Task to complete → Reproduce each line of the material exactly, minus any picture.

[Data records]

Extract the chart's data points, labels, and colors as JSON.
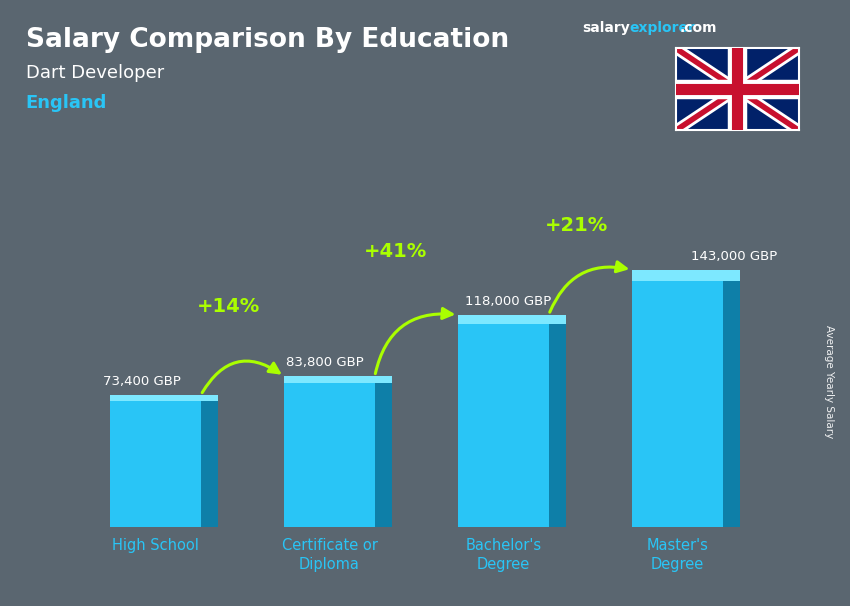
{
  "title_main": "Salary Comparison By Education",
  "subtitle_job": "Dart Developer",
  "subtitle_location": "England",
  "categories": [
    "High School",
    "Certificate or\nDiploma",
    "Bachelor's\nDegree",
    "Master's\nDegree"
  ],
  "values": [
    73400,
    83800,
    118000,
    143000
  ],
  "value_labels": [
    "73,400 GBP",
    "83,800 GBP",
    "118,000 GBP",
    "143,000 GBP"
  ],
  "pct_changes": [
    "+14%",
    "+41%",
    "+21%"
  ],
  "bar_color_main": "#29c5f6",
  "bar_color_dark": "#0e7fa8",
  "bar_color_light": "#7de8ff",
  "bg_color": "#5a6670",
  "text_color_white": "#ffffff",
  "text_color_cyan": "#29c5f6",
  "text_color_green": "#aaff00",
  "ylabel": "Average Yearly Salary",
  "ylim_max": 175000,
  "bar_width": 0.52
}
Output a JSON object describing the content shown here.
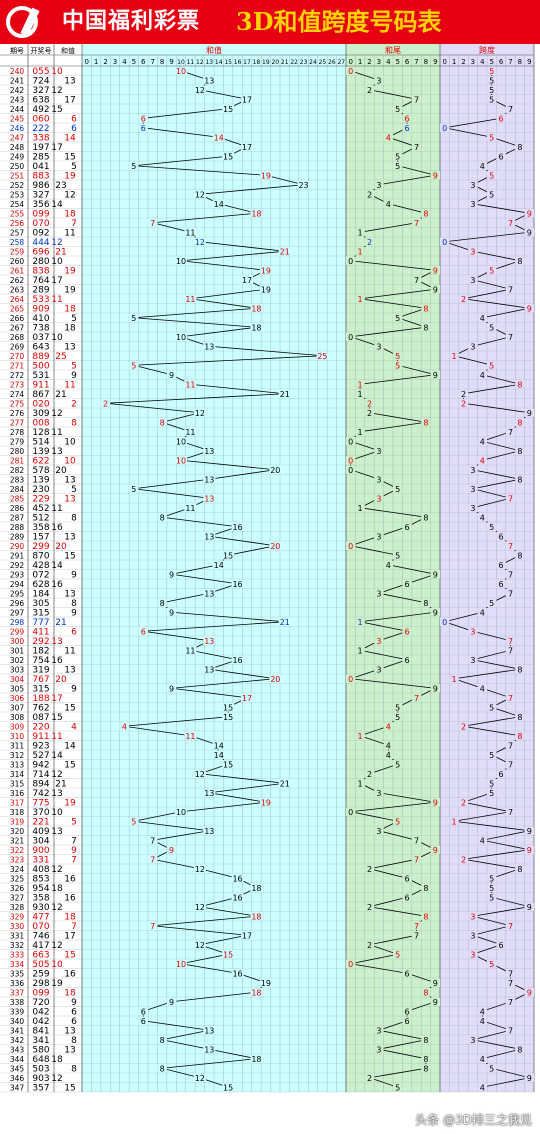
{
  "header": {
    "brand": "中国福利彩票",
    "title": "3D和值跨度号码表"
  },
  "watermark": "头条 @3D排三之我见",
  "columns": {
    "period": "期号",
    "number": "开奖号",
    "sum": "和值",
    "sum_section": "和值",
    "tail_section": "和尾",
    "span_section": "跨度"
  },
  "colors": {
    "header_red": "#e60012",
    "title_yellow": "#ffd200",
    "sum_bg": "#ccffff",
    "tail_bg": "#ccf0cc",
    "span_bg": "#e2dcfb",
    "red": "#e00000",
    "blue": "#0033cc",
    "ink": "#000000"
  },
  "chart_data": {
    "type": "table",
    "sum_ticks": [
      0,
      1,
      2,
      3,
      4,
      5,
      6,
      7,
      8,
      9,
      10,
      11,
      12,
      13,
      14,
      15,
      16,
      17,
      18,
      19,
      20,
      21,
      22,
      23,
      24,
      25,
      26,
      27
    ],
    "digit_ticks": [
      0,
      1,
      2,
      3,
      4,
      5,
      6,
      7,
      8,
      9
    ],
    "rows": [
      [
        "240",
        "055"
      ],
      [
        "241",
        "724"
      ],
      [
        "242",
        "327"
      ],
      [
        "243",
        "638"
      ],
      [
        "244",
        "492"
      ],
      [
        "245",
        "060"
      ],
      [
        "246",
        "222"
      ],
      [
        "247",
        "338"
      ],
      [
        "248",
        "197"
      ],
      [
        "249",
        "285"
      ],
      [
        "250",
        "041"
      ],
      [
        "251",
        "883"
      ],
      [
        "252",
        "986"
      ],
      [
        "253",
        "327"
      ],
      [
        "254",
        "356"
      ],
      [
        "255",
        "099"
      ],
      [
        "256",
        "070"
      ],
      [
        "257",
        "092"
      ],
      [
        "258",
        "444"
      ],
      [
        "259",
        "696"
      ],
      [
        "260",
        "280"
      ],
      [
        "261",
        "838"
      ],
      [
        "262",
        "764"
      ],
      [
        "263",
        "289"
      ],
      [
        "264",
        "533"
      ],
      [
        "265",
        "909"
      ],
      [
        "266",
        "410"
      ],
      [
        "267",
        "738"
      ],
      [
        "268",
        "037"
      ],
      [
        "269",
        "643"
      ],
      [
        "270",
        "889"
      ],
      [
        "271",
        "500"
      ],
      [
        "272",
        "531"
      ],
      [
        "273",
        "911"
      ],
      [
        "274",
        "867"
      ],
      [
        "275",
        "020"
      ],
      [
        "276",
        "309"
      ],
      [
        "277",
        "008"
      ],
      [
        "278",
        "128"
      ],
      [
        "279",
        "514"
      ],
      [
        "280",
        "139"
      ],
      [
        "281",
        "622"
      ],
      [
        "282",
        "578"
      ],
      [
        "283",
        "139"
      ],
      [
        "284",
        "230"
      ],
      [
        "285",
        "229"
      ],
      [
        "286",
        "452"
      ],
      [
        "287",
        "512"
      ],
      [
        "288",
        "358"
      ],
      [
        "289",
        "157"
      ],
      [
        "290",
        "299"
      ],
      [
        "291",
        "870"
      ],
      [
        "292",
        "428"
      ],
      [
        "293",
        "072"
      ],
      [
        "294",
        "628"
      ],
      [
        "295",
        "184"
      ],
      [
        "296",
        "305"
      ],
      [
        "297",
        "315"
      ],
      [
        "298",
        "777"
      ],
      [
        "299",
        "411"
      ],
      [
        "300",
        "292"
      ],
      [
        "301",
        "182"
      ],
      [
        "302",
        "754"
      ],
      [
        "303",
        "319"
      ],
      [
        "304",
        "767"
      ],
      [
        "305",
        "315"
      ],
      [
        "306",
        "188"
      ],
      [
        "307",
        "762"
      ],
      [
        "308",
        "087"
      ],
      [
        "309",
        "220"
      ],
      [
        "310",
        "911"
      ],
      [
        "311",
        "923"
      ],
      [
        "312",
        "527"
      ],
      [
        "313",
        "942"
      ],
      [
        "314",
        "714"
      ],
      [
        "315",
        "894"
      ],
      [
        "316",
        "742"
      ],
      [
        "317",
        "775"
      ],
      [
        "318",
        "370"
      ],
      [
        "319",
        "221"
      ],
      [
        "320",
        "409"
      ],
      [
        "321",
        "304"
      ],
      [
        "322",
        "900"
      ],
      [
        "323",
        "331"
      ],
      [
        "324",
        "408"
      ],
      [
        "325",
        "853"
      ],
      [
        "326",
        "954"
      ],
      [
        "327",
        "358"
      ],
      [
        "328",
        "930"
      ],
      [
        "329",
        "477"
      ],
      [
        "330",
        "070"
      ],
      [
        "331",
        "746"
      ],
      [
        "332",
        "417"
      ],
      [
        "333",
        "663"
      ],
      [
        "334",
        "505"
      ],
      [
        "335",
        "259"
      ],
      [
        "336",
        "298"
      ],
      [
        "337",
        "099"
      ],
      [
        "338",
        "720"
      ],
      [
        "339",
        "042"
      ],
      [
        "340",
        "042"
      ],
      [
        "341",
        "841"
      ],
      [
        "342",
        "341"
      ],
      [
        "343",
        "580"
      ],
      [
        "344",
        "648"
      ],
      [
        "345",
        "503"
      ],
      [
        "346",
        "903"
      ],
      [
        "347",
        "357"
      ]
    ]
  }
}
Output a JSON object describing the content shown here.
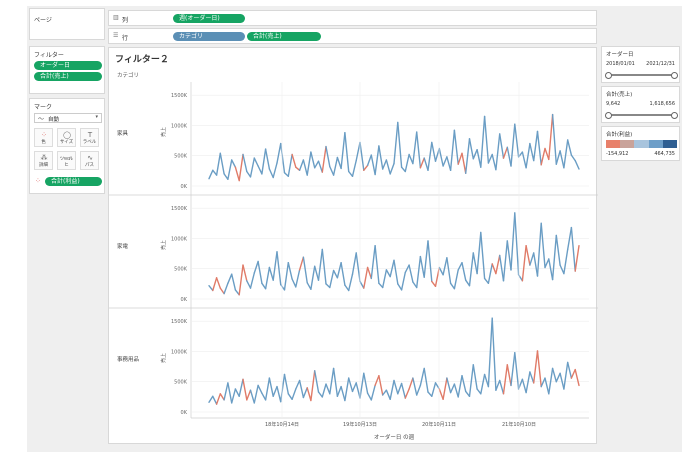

Finished answer →
Extract the chart's data points, labels, and colors as JSON.
{
  "title_main": "Salary Comparison By Education",
  "subtitle_job": "Dart Developer",
  "subtitle_location": "England",
  "categories": [
    "High School",
    "Certificate or\nDiploma",
    "Bachelor's\nDegree",
    "Master's\nDegree"
  ],
  "values": [
    73400,
    83800,
    118000,
    143000
  ],
  "value_labels": [
    "73,400 GBP",
    "83,800 GBP",
    "118,000 GBP",
    "143,000 GBP"
  ],
  "pct_changes": [
    "+14%",
    "+41%",
    "+21%"
  ],
  "bar_color_main": "#29c5f6",
  "bar_color_dark": "#0e7fa8",
  "bar_color_light": "#7de8ff",
  "bg_color": "#5a6670",
  "text_color_white": "#ffffff",
  "text_color_cyan": "#29c5f6",
  "text_color_green": "#aaff00",
  "ylabel": "Average Yearly Salary",
  "ylim_max": 175000,
  "bar_width": 0.52
}
Output a JSON object describing the content shown here.
{
  "header": {
    "brand": "中国福利彩票",
    "title": "3D和值跨度号码表"
  },
  "watermark": "头条 @3D排三之我见",
  "columns": {
    "period": "期号",
    "number": "开奖号",
    "sum": "和值",
    "sum_section": "和值",
    "tail_section": "和尾",
    "span_section": "跨度"
  },
  "colors": {
    "header_red": "#e60012",
    "title_yellow": "#ffd200",
    "sum_bg": "#ccffff",
    "tail_bg": "#ccf0cc",
    "span_bg": "#e2dcfb",
    "red": "#e00000",
    "blue": "#0033cc",
    "ink": "#000000"
  },
  "chart_data": {
    "type": "table",
    "sum_ticks": [
      0,
      1,
      2,
      3,
      4,
      5,
      6,
      7,
      8,
      9,
      10,
      11,
      12,
      13,
      14,
      15,
      16,
      17,
      18,
      19,
      20,
      21,
      22,
      23,
      24,
      25,
      26,
      27
    ],
    "digit_ticks": [
      0,
      1,
      2,
      3,
      4,
      5,
      6,
      7,
      8,
      9
    ],
    "rows": [
      [
        "240",
        "055"
      ],
      [
        "241",
        "724"
      ],
      [
        "242",
        "327"
      ],
      [
        "243",
        "638"
      ],
      [
        "244",
        "492"
      ],
      [
        "245",
        "060"
      ],
      [
        "246",
        "222"
      ],
      [
        "247",
        "338"
      ],
      [
        "248",
        "197"
      ],
      [
        "249",
        "285"
      ],
      [
        "250",
        "041"
      ],
      [
        "251",
        "883"
      ],
      [
        "252",
        "986"
      ],
      [
        "253",
        "327"
      ],
      [
        "254",
        "356"
      ],
      [
        "255",
        "099"
      ],
      [
        "256",
        "070"
      ],
      [
        "257",
        "092"
      ],
      [
        "258",
        "444"
      ],
      [
        "259",
        "696"
      ],
      [
        "260",
        "280"
      ],
      [
        "261",
        "838"
      ],
      [
        "262",
        "764"
      ],
      [
        "263",
        "289"
      ],
      [
        "264",
        "533"
      ],
      [
        "265",
        "909"
      ],
      [
        "266",
        "410"
      ],
      [
        "267",
        "738"
      ],
      [
        "268",
        "037"
      ],
      [
        "269",
        "643"
      ],
      [
        "270",
        "889"
      ],
      [
        "271",
        "500"
      ],
      [
        "272",
        "531"
      ],
      [
        "273",
        "911"
      ],
      [
        "274",
        "867"
      ],
      [
        "275",
        "020"
      ],
      [
        "276",
        "309"
      ],
      [
        "277",
        "008"
      ],
      [
        "278",
        "128"
      ],
      [
        "279",
        "514"
      ],
      [
        "280",
        "139"
      ],
      [
        "281",
        "622"
      ],
      [
        "282",
        "578"
      ],
      [
        "283",
        "139"
      ],
      [
        "284",
        "230"
      ],
      [
        "285",
        "229"
      ],
      [
        "286",
        "452"
      ],
      [
        "287",
        "512"
      ],
      [
        "288",
        "358"
      ],
      [
        "289",
        "157"
      ],
      [
        "290",
        "299"
      ],
      [
        "291",
        "870"
      ],
      [
        "292",
        "428"
      ],
      [
        "293",
        "072"
      ],
      [
        "294",
        "628"
      ],
      [
        "295",
        "184"
      ],
      [
        "296",
        "305"
      ],
      [
        "297",
        "315"
      ],
      [
        "298",
        "777"
      ],
      [
        "299",
        "411"
      ],
      [
        "300",
        "292"
      ],
      [
        "301",
        "182"
      ],
      [
        "302",
        "754"
      ],
      [
        "303",
        "319"
      ],
      [
        "304",
        "767"
      ],
      [
        "305",
        "315"
      ],
      [
        "306",
        "188"
      ],
      [
        "307",
        "762"
      ],
      [
        "308",
        "087"
      ],
      [
        "309",
        "220"
      ],
      [
        "310",
        "911"
      ],
      [
        "311",
        "923"
      ],
      [
        "312",
        "527"
      ],
      [
        "313",
        "942"
      ],
      [
        "314",
        "714"
      ],
      [
        "315",
        "894"
      ],
      [
        "316",
        "742"
      ],
      [
        "317",
        "775"
      ],
      [
        "318",
        "370"
      ],
      [
        "319",
        "221"
      ],
      [
        "320",
        "409"
      ],
      [
        "321",
        "304"
      ],
      [
        "322",
        "900"
      ],
      [
        "323",
        "331"
      ],
      [
        "324",
        "408"
      ],
      [
        "325",
        "853"
      ],
      [
        "326",
        "954"
      ],
      [
        "327",
        "358"
      ],
      [
        "328",
        "930"
      ],
      [
        "329",
        "477"
      ],
      [
        "330",
        "070"
      ],
      [
        "331",
        "746"
      ],
      [
        "332",
        "417"
      ],
      [
        "333",
        "663"
      ],
      [
        "334",
        "505"
      ],
      [
        "335",
        "259"
      ],
      [
        "336",
        "298"
      ],
      [
        "337",
        "099"
      ],
      [
        "338",
        "720"
      ],
      [
        "339",
        "042"
      ],
      [
        "340",
        "042"
      ],
      [
        "341",
        "841"
      ],
      [
        "342",
        "341"
      ],
      [
        "343",
        "580"
      ],
      [
        "344",
        "648"
      ],
      [
        "345",
        "503"
      ],
      [
        "346",
        "903"
      ],
      [
        "347",
        "357"
      ]
    ]
  }
}
Output a JSON object describing the content shown here.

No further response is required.